** Problem requirements **
All the data must come back unchanged, except that pictures are left out.

** Listed records **
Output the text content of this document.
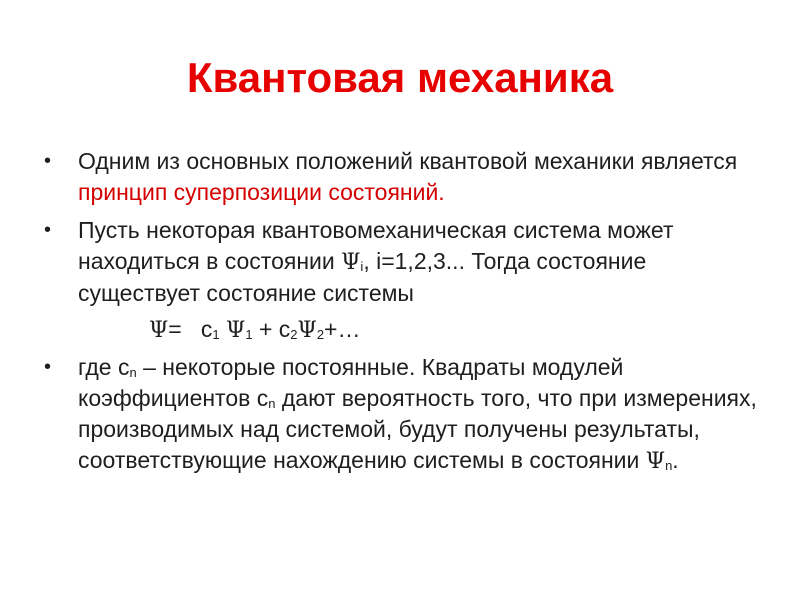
Квантовая механика
• Одним из основных положений квантовой механики является принцип суперпозиции состояний.
• Пусть некоторая квантовомеханическая система может находиться в состоянии Ψi, i=1,2,3... Тогда состояние существует состояние системы
Ψ= c1 Ψ1 + c2Ψ2+…
• где cn – некоторые постоянные. Квадраты модулей коэффициентов cn дают вероятность того, что при измерениях, производимых над системой, будут получены результаты, соответствующие нахождению системы в состоянии Ψn.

** Solution for this task **
Output the text content of this document.
Квантовая механика
• Одним из основных положений квантовой механики является принцип суперпозиции состояний.
• Пусть некоторая квантовомеханическая система может находиться в состоянии Ψi, i=1,2,3... Тогда состояние существует состояние системы
Ψ= c1 Ψ1 + c2Ψ2+…
• где cn – некоторые постоянные. Квадраты модулей коэффициентов cn дают вероятность того, что при измерениях, производимых над системой, будут получены результаты, соответствующие нахождению системы в состоянии Ψn.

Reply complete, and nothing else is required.